* begin Data records *

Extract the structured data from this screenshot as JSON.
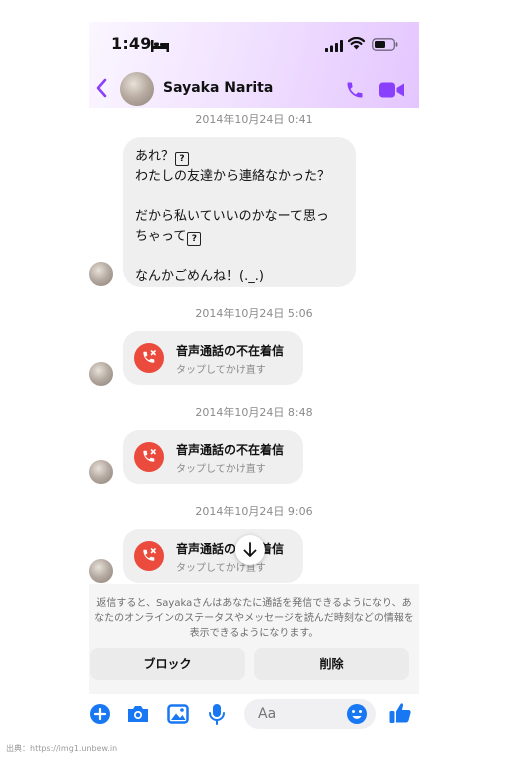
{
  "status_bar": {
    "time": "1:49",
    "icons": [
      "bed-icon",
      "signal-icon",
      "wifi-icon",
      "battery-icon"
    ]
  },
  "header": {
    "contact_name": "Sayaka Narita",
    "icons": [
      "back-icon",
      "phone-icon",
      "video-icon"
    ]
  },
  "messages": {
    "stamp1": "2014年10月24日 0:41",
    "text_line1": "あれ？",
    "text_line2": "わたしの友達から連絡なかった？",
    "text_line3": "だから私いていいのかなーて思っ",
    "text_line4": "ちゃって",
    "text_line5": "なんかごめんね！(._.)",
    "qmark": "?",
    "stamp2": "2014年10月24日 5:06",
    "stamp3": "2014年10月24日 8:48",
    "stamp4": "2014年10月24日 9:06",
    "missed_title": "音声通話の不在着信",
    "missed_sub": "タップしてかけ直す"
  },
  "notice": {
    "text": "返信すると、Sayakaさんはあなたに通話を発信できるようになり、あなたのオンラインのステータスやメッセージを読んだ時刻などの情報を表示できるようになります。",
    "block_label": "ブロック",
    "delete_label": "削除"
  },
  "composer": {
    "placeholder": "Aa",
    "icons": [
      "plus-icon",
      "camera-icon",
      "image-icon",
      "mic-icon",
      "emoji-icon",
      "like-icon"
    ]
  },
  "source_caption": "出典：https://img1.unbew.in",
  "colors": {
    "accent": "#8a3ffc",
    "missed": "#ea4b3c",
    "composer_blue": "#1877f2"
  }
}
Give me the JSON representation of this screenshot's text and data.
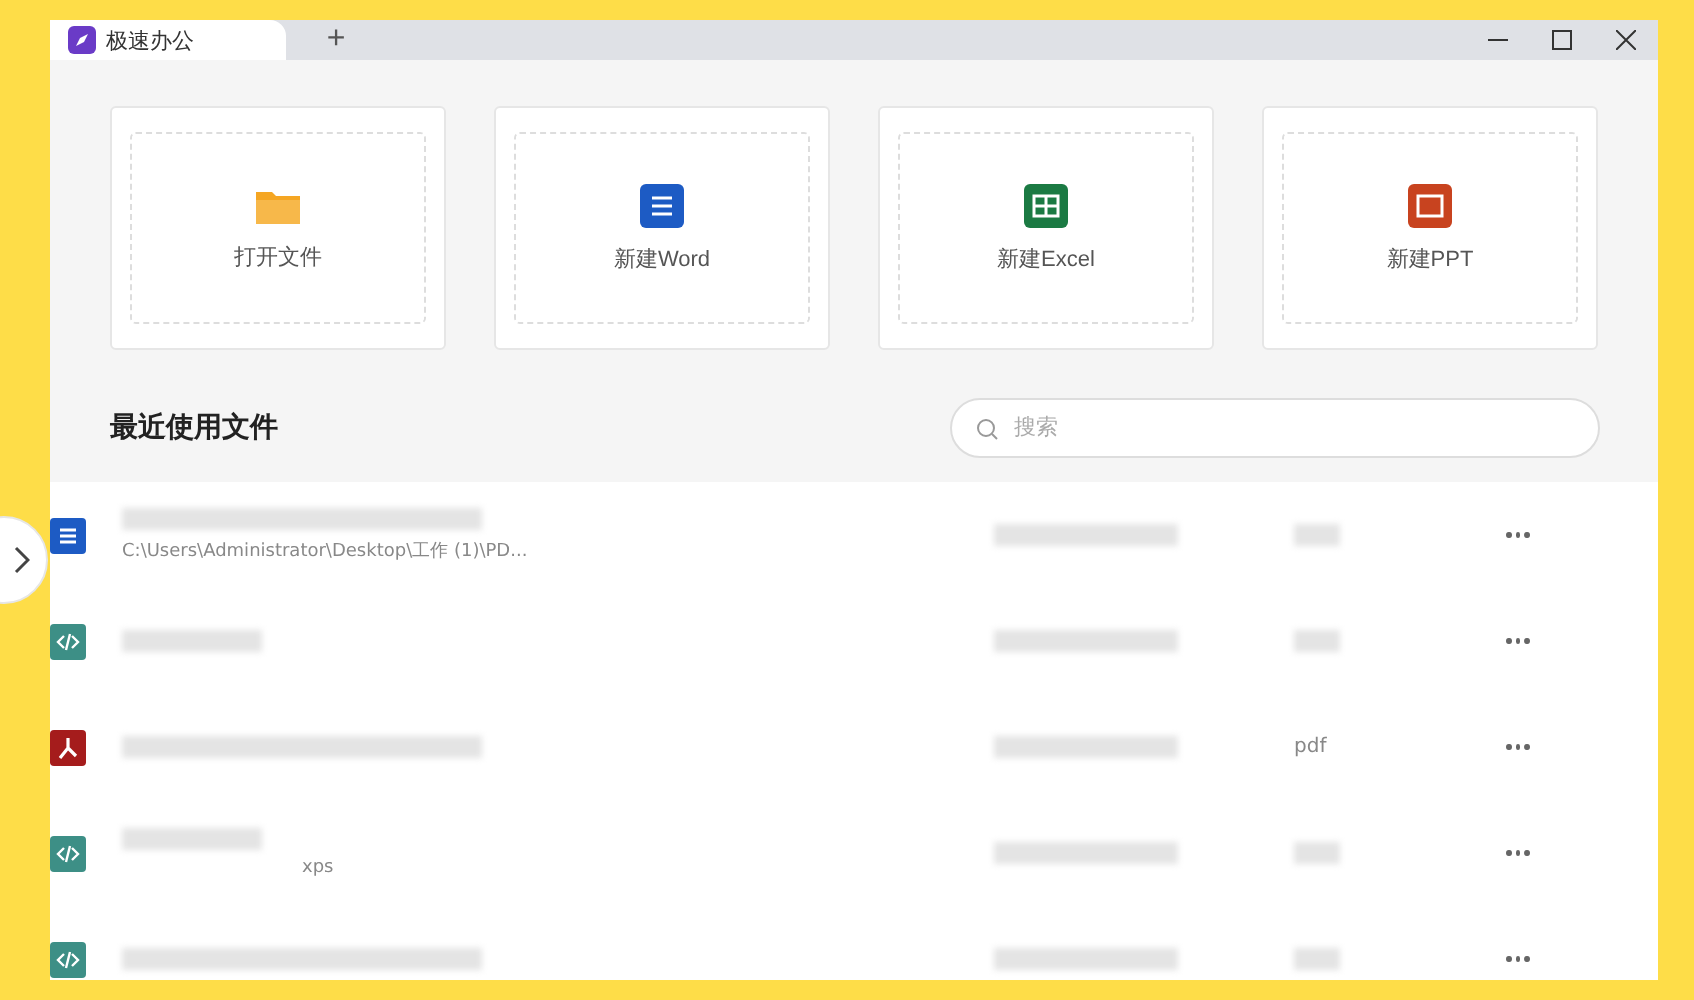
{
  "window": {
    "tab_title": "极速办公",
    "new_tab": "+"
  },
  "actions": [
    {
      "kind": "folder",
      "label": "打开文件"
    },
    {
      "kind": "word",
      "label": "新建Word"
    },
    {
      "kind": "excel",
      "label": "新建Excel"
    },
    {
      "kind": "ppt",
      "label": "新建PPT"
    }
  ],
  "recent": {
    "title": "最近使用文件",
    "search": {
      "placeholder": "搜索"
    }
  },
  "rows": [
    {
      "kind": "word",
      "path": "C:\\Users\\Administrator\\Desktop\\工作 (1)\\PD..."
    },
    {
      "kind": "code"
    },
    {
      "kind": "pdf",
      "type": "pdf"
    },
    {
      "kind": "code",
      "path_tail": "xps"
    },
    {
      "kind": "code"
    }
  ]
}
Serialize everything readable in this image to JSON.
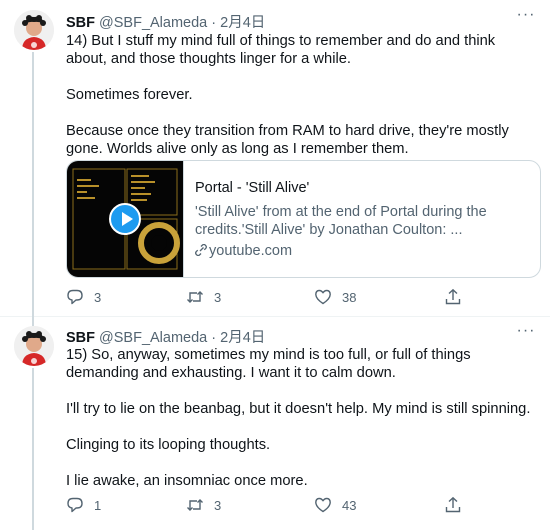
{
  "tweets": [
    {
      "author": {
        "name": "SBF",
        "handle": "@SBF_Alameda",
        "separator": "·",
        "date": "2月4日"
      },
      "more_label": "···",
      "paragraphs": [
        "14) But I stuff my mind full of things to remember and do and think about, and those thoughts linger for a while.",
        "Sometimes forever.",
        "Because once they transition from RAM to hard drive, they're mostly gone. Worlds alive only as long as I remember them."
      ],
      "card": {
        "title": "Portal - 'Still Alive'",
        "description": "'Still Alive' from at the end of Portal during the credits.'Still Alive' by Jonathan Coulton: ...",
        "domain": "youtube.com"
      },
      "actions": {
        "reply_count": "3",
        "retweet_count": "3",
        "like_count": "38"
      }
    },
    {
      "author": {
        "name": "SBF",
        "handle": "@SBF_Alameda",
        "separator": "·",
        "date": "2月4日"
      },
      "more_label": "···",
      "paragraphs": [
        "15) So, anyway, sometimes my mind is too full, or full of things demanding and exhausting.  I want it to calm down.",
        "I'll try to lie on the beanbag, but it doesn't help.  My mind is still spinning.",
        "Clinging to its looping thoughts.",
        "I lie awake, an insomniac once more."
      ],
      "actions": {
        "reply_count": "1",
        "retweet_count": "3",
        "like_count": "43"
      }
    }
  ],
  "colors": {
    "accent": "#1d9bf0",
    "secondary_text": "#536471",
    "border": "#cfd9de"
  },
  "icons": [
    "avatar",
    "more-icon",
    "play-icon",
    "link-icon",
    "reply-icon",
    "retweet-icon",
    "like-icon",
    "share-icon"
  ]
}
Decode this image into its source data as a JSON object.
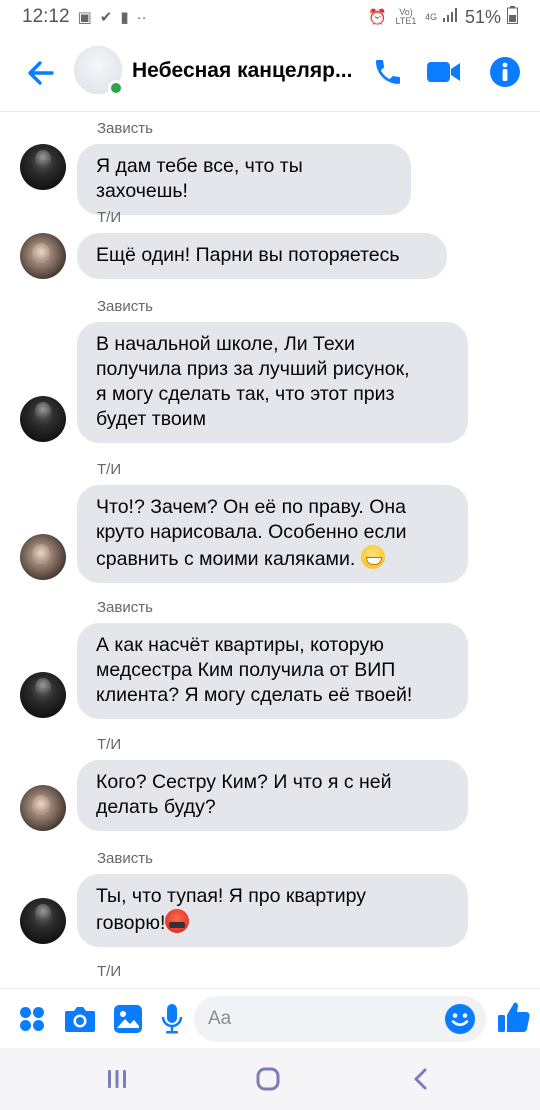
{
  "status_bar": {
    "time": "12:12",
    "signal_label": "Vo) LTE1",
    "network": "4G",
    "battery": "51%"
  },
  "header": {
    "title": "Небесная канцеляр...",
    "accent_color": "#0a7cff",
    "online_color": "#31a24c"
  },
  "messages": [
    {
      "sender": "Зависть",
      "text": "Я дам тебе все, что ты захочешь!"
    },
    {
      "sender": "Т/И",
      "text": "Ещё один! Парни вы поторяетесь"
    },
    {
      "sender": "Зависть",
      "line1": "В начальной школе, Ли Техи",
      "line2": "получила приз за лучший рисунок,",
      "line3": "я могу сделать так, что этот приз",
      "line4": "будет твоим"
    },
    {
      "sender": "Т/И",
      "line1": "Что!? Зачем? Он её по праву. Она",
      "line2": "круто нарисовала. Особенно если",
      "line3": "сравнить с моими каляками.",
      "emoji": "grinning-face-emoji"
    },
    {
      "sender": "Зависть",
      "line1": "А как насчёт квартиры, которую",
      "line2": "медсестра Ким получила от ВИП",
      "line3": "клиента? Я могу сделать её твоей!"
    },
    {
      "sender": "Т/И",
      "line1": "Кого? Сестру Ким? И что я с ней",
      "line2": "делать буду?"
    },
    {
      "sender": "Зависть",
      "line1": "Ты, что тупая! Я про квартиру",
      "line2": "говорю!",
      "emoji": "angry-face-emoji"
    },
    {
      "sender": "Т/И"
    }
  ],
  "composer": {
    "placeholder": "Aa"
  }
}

* end Data records *

- [Do this]:
Gather all lines from the records above in which "face" appears.

- [Answer to this task]:
      "emoji": "grinning-face-emoji"
      "emoji": "angry-face-emoji"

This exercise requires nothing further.